--- start DATASET EXCERPTS ---

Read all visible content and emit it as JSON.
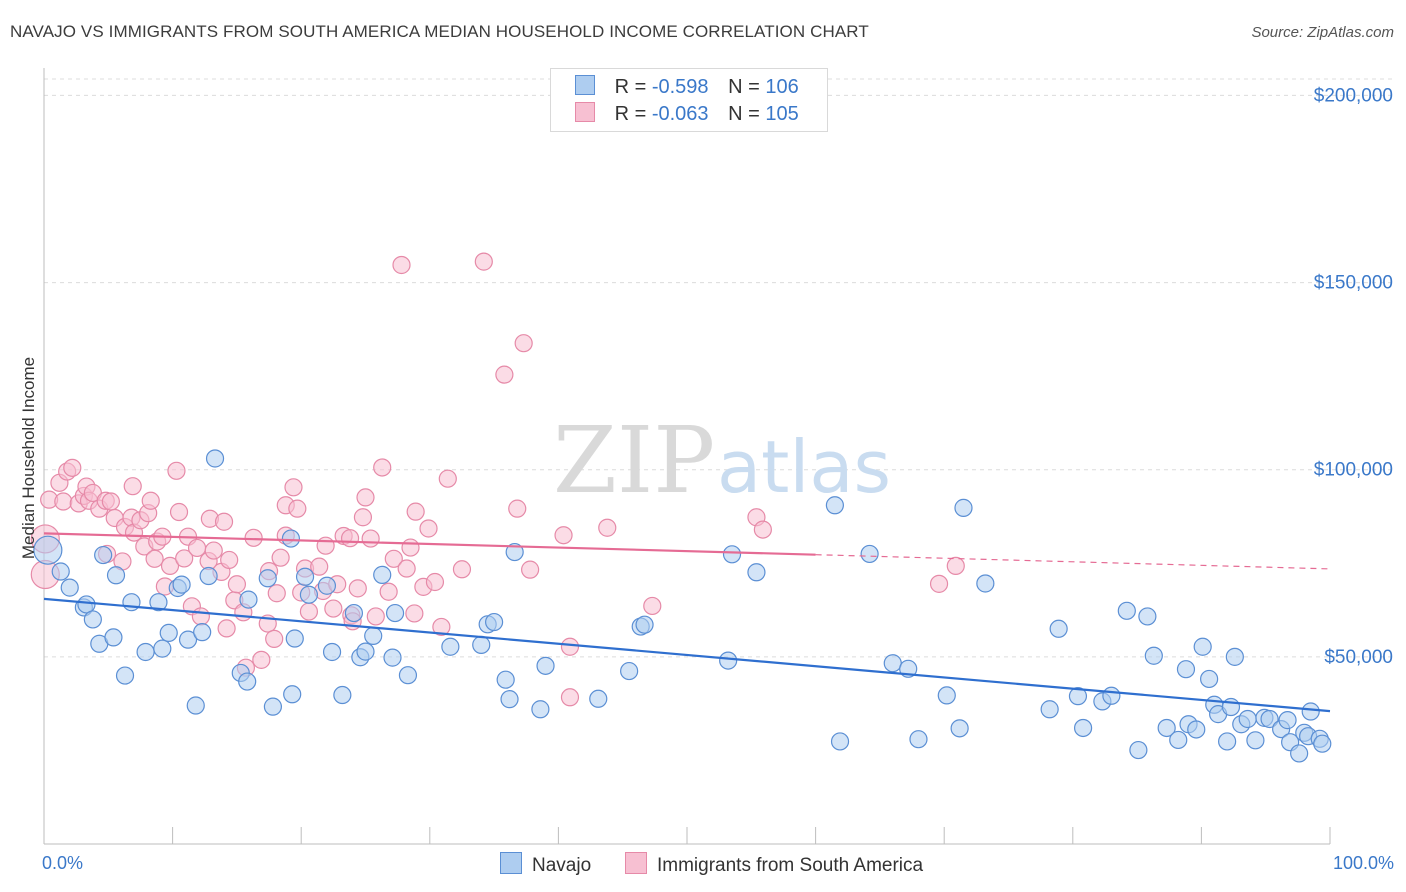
{
  "title": "NAVAJO VS IMMIGRANTS FROM SOUTH AMERICA MEDIAN HOUSEHOLD INCOME CORRELATION CHART",
  "source": "Source: ZipAtlas.com",
  "watermark": {
    "zip": "ZIP",
    "atlas": "atlas"
  },
  "legend_top": [
    {
      "r_label": "R =",
      "r_value": "-0.598",
      "n_label": "N =",
      "n_value": "106"
    },
    {
      "r_label": "R =",
      "r_value": "-0.063",
      "n_label": "N =",
      "n_value": "105"
    }
  ],
  "legend_bottom": [
    "Navajo",
    "Immigrants from South America"
  ],
  "colors": {
    "navajo_fill": "#aecdf0",
    "navajo_stroke": "#5b8fd4",
    "navajo_line": "#2f6fcf",
    "immig_fill": "#f7c0d2",
    "immig_stroke": "#e68aa8",
    "immig_line": "#e56b94",
    "axis_text": "#3a78c9",
    "grid": "#dcdcdc"
  },
  "chart_data": {
    "type": "scatter",
    "title": "NAVAJO VS IMMIGRANTS FROM SOUTH AMERICA MEDIAN HOUSEHOLD INCOME CORRELATION CHART",
    "xlabel": "",
    "ylabel": "Median Household Income",
    "xlim": [
      0,
      100
    ],
    "ylim": [
      0,
      210000
    ],
    "x_tick_labels": [
      "0.0%",
      "100.0%"
    ],
    "y_ticks": [
      50000,
      100000,
      150000,
      200000
    ],
    "y_tick_labels": [
      "$50,000",
      "$100,000",
      "$150,000",
      "$200,000"
    ],
    "series": [
      {
        "name": "Navajo",
        "r": -0.598,
        "n": 106,
        "trend": {
          "x0": 0,
          "y0": 65500,
          "x1": 100,
          "y1": 35500,
          "solid_to": 100
        },
        "points": [
          [
            0.3,
            78500
          ],
          [
            1.3,
            72800
          ],
          [
            2.0,
            68500
          ],
          [
            3.1,
            63200
          ],
          [
            3.3,
            64000
          ],
          [
            3.8,
            60000
          ],
          [
            4.3,
            53500
          ],
          [
            4.6,
            77200
          ],
          [
            5.4,
            55200
          ],
          [
            5.6,
            71800
          ],
          [
            6.3,
            45000
          ],
          [
            6.8,
            64600
          ],
          [
            7.9,
            51300
          ],
          [
            8.9,
            64600
          ],
          [
            9.2,
            52200
          ],
          [
            9.7,
            56400
          ],
          [
            10.4,
            68400
          ],
          [
            10.7,
            69300
          ],
          [
            11.2,
            54600
          ],
          [
            11.8,
            37000
          ],
          [
            12.3,
            56600
          ],
          [
            12.8,
            71600
          ],
          [
            13.3,
            103000
          ],
          [
            15.3,
            45700
          ],
          [
            15.8,
            43400
          ],
          [
            15.9,
            65300
          ],
          [
            17.4,
            71000
          ],
          [
            17.8,
            36700
          ],
          [
            19.2,
            81600
          ],
          [
            19.3,
            40000
          ],
          [
            19.5,
            54900
          ],
          [
            20.3,
            71400
          ],
          [
            20.6,
            66600
          ],
          [
            22.0,
            69000
          ],
          [
            22.4,
            51300
          ],
          [
            23.2,
            39800
          ],
          [
            24.1,
            61700
          ],
          [
            24.6,
            49900
          ],
          [
            25.0,
            51400
          ],
          [
            25.6,
            55600
          ],
          [
            26.3,
            71900
          ],
          [
            27.1,
            49800
          ],
          [
            27.3,
            61700
          ],
          [
            28.3,
            45100
          ],
          [
            31.6,
            52700
          ],
          [
            34.0,
            53200
          ],
          [
            34.5,
            58700
          ],
          [
            35.0,
            59300
          ],
          [
            35.9,
            43900
          ],
          [
            36.2,
            38700
          ],
          [
            36.6,
            78000
          ],
          [
            38.6,
            36000
          ],
          [
            39.0,
            47600
          ],
          [
            43.1,
            38800
          ],
          [
            45.5,
            46200
          ],
          [
            46.4,
            58100
          ],
          [
            46.7,
            58600
          ],
          [
            53.2,
            49000
          ],
          [
            53.5,
            77400
          ],
          [
            55.4,
            72600
          ],
          [
            61.5,
            90500
          ],
          [
            61.9,
            27400
          ],
          [
            64.2,
            77500
          ],
          [
            66.0,
            48300
          ],
          [
            67.2,
            46800
          ],
          [
            68.0,
            28000
          ],
          [
            70.2,
            39700
          ],
          [
            71.2,
            30900
          ],
          [
            71.5,
            89800
          ],
          [
            73.2,
            69600
          ],
          [
            78.2,
            36000
          ],
          [
            78.9,
            57500
          ],
          [
            80.4,
            39500
          ],
          [
            80.8,
            31000
          ],
          [
            82.3,
            38100
          ],
          [
            83.0,
            39600
          ],
          [
            84.2,
            62300
          ],
          [
            85.1,
            25100
          ],
          [
            85.8,
            60800
          ],
          [
            86.3,
            50300
          ],
          [
            87.3,
            31000
          ],
          [
            88.2,
            27800
          ],
          [
            88.8,
            46700
          ],
          [
            89.0,
            32000
          ],
          [
            89.6,
            30600
          ],
          [
            90.1,
            52700
          ],
          [
            90.6,
            44100
          ],
          [
            91.0,
            37200
          ],
          [
            91.3,
            34700
          ],
          [
            92.0,
            27400
          ],
          [
            92.3,
            36600
          ],
          [
            92.6,
            50000
          ],
          [
            93.1,
            32000
          ],
          [
            93.6,
            33400
          ],
          [
            94.2,
            27700
          ],
          [
            94.9,
            33700
          ],
          [
            95.3,
            33400
          ],
          [
            96.2,
            30700
          ],
          [
            96.7,
            33100
          ],
          [
            96.9,
            27200
          ],
          [
            97.6,
            24200
          ],
          [
            98.0,
            29700
          ],
          [
            98.3,
            28800
          ],
          [
            98.5,
            35400
          ],
          [
            99.2,
            28100
          ],
          [
            99.4,
            26800
          ]
        ]
      },
      {
        "name": "Immigrants from South America",
        "r": -0.063,
        "n": 105,
        "trend": {
          "x0": 0,
          "y0": 83000,
          "x1": 100,
          "y1": 73500,
          "solid_to": 60
        },
        "points": [
          [
            0.1,
            81500
          ],
          [
            0.1,
            72000
          ],
          [
            0.4,
            92000
          ],
          [
            1.2,
            96500
          ],
          [
            1.5,
            91500
          ],
          [
            1.8,
            99500
          ],
          [
            2.2,
            100500
          ],
          [
            2.7,
            91000
          ],
          [
            3.1,
            93000
          ],
          [
            3.3,
            95500
          ],
          [
            3.5,
            91700
          ],
          [
            3.8,
            93800
          ],
          [
            4.3,
            89600
          ],
          [
            4.8,
            91700
          ],
          [
            4.9,
            77500
          ],
          [
            5.2,
            91500
          ],
          [
            5.5,
            87100
          ],
          [
            6.1,
            75500
          ],
          [
            6.3,
            84700
          ],
          [
            6.8,
            87200
          ],
          [
            6.9,
            95600
          ],
          [
            7.0,
            83200
          ],
          [
            7.5,
            86500
          ],
          [
            7.8,
            79500
          ],
          [
            8.1,
            88400
          ],
          [
            8.3,
            91700
          ],
          [
            8.6,
            76200
          ],
          [
            8.8,
            80800
          ],
          [
            9.2,
            82100
          ],
          [
            9.4,
            68800
          ],
          [
            9.8,
            74300
          ],
          [
            10.3,
            99700
          ],
          [
            10.5,
            88700
          ],
          [
            10.9,
            76300
          ],
          [
            11.2,
            82100
          ],
          [
            11.5,
            63500
          ],
          [
            11.9,
            79100
          ],
          [
            12.2,
            60800
          ],
          [
            12.8,
            75600
          ],
          [
            12.9,
            86900
          ],
          [
            13.2,
            78400
          ],
          [
            13.8,
            72700
          ],
          [
            14.0,
            86100
          ],
          [
            14.2,
            57600
          ],
          [
            14.4,
            75900
          ],
          [
            14.8,
            65100
          ],
          [
            15.0,
            69400
          ],
          [
            15.5,
            61900
          ],
          [
            15.7,
            47100
          ],
          [
            16.3,
            81800
          ],
          [
            16.9,
            49200
          ],
          [
            17.4,
            58900
          ],
          [
            17.5,
            72900
          ],
          [
            17.9,
            54800
          ],
          [
            18.1,
            67000
          ],
          [
            18.4,
            76500
          ],
          [
            18.8,
            90500
          ],
          [
            18.8,
            82400
          ],
          [
            19.4,
            95300
          ],
          [
            19.7,
            89600
          ],
          [
            20.0,
            67200
          ],
          [
            20.3,
            73600
          ],
          [
            20.6,
            62100
          ],
          [
            21.4,
            74100
          ],
          [
            21.7,
            67600
          ],
          [
            21.9,
            79700
          ],
          [
            22.5,
            62900
          ],
          [
            22.8,
            69400
          ],
          [
            23.3,
            82300
          ],
          [
            23.8,
            81700
          ],
          [
            23.9,
            61100
          ],
          [
            24.0,
            59500
          ],
          [
            24.4,
            68300
          ],
          [
            24.8,
            87300
          ],
          [
            25.0,
            92600
          ],
          [
            25.4,
            81600
          ],
          [
            25.8,
            60800
          ],
          [
            26.3,
            100600
          ],
          [
            26.8,
            67400
          ],
          [
            27.2,
            76200
          ],
          [
            27.8,
            154700
          ],
          [
            28.2,
            73600
          ],
          [
            28.5,
            79200
          ],
          [
            28.8,
            61600
          ],
          [
            28.9,
            88800
          ],
          [
            29.5,
            68700
          ],
          [
            29.9,
            84300
          ],
          [
            30.4,
            70000
          ],
          [
            30.9,
            58000
          ],
          [
            31.4,
            97600
          ],
          [
            32.5,
            73400
          ],
          [
            34.2,
            155600
          ],
          [
            35.8,
            125400
          ],
          [
            36.8,
            89600
          ],
          [
            37.3,
            133800
          ],
          [
            37.8,
            73300
          ],
          [
            40.4,
            82500
          ],
          [
            40.9,
            52700
          ],
          [
            40.9,
            39200
          ],
          [
            43.8,
            84500
          ],
          [
            47.3,
            63600
          ],
          [
            55.4,
            87300
          ],
          [
            55.9,
            84000
          ],
          [
            69.6,
            69500
          ],
          [
            70.9,
            74300
          ]
        ]
      }
    ]
  }
}
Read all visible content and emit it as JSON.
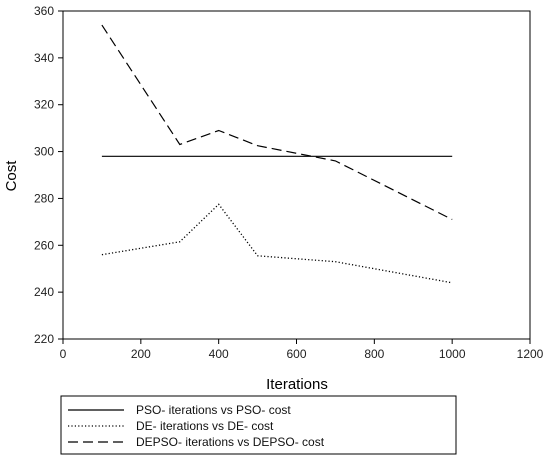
{
  "chart_data": {
    "type": "line",
    "title": "",
    "xlabel": "Iterations",
    "ylabel": "Cost",
    "xlim": [
      0,
      1200
    ],
    "ylim": [
      220,
      360
    ],
    "xticks": [
      0,
      200,
      400,
      600,
      800,
      1000,
      1200
    ],
    "yticks": [
      220,
      240,
      260,
      280,
      300,
      320,
      340,
      360
    ],
    "grid": false,
    "legend_position": "bottom",
    "series": [
      {
        "name": "PSO- iterations vs PSO- cost",
        "style": "solid",
        "x": [
          100,
          1000
        ],
        "y": [
          298,
          298
        ]
      },
      {
        "name": "DE- iterations vs DE- cost",
        "style": "dotted",
        "x": [
          100,
          300,
          400,
          500,
          700,
          1000
        ],
        "y": [
          256,
          261.5,
          277.5,
          255.5,
          253,
          244
        ]
      },
      {
        "name": "DEPSO- iterations vs DEPSO- cost",
        "style": "dashed",
        "x": [
          100,
          300,
          400,
          500,
          700,
          1000
        ],
        "y": [
          354,
          303,
          309,
          302.5,
          296,
          271
        ]
      }
    ]
  }
}
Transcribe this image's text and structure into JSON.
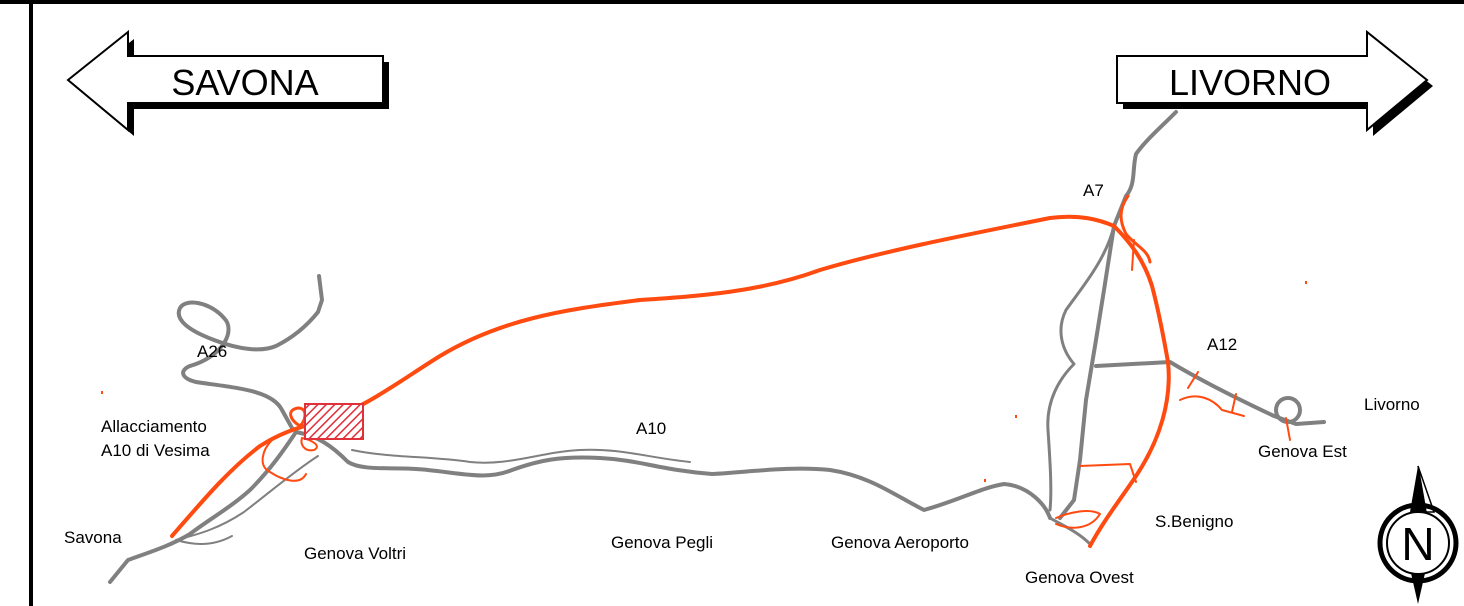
{
  "signs": {
    "west": "SAVONA",
    "east": "LIVORNO"
  },
  "roads": {
    "a26": "A26",
    "a10": "A10",
    "a7": "A7",
    "a12": "A12"
  },
  "places": {
    "allacciamento_1": "Allacciamento",
    "allacciamento_2": "A10 di Vesima",
    "savona": "Savona",
    "voltri": "Genova Voltri",
    "pegli": "Genova Pegli",
    "aeroporto": "Genova Aeroporto",
    "ovest": "Genova Ovest",
    "benigno": "S.Benigno",
    "est": "Genova Est",
    "livorno": "Livorno"
  },
  "compass": {
    "letter": "N"
  },
  "colors": {
    "existing_road": "#808080",
    "new_road": "#ff4a10",
    "highlight": "#e0303a",
    "frame": "#000000"
  }
}
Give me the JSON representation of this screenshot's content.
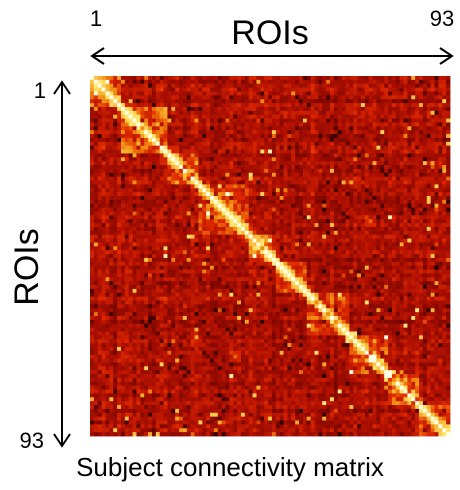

--- end DATASET EXCERPTS ---

* **GIVEN EXERCISE**: Search the lines for the string "ylabel" and copy every line that has it.

* **RESPONSE TO THE EXERCISE**:
    "ylabel": "Median Household Income",
    "ylabel": "Cost",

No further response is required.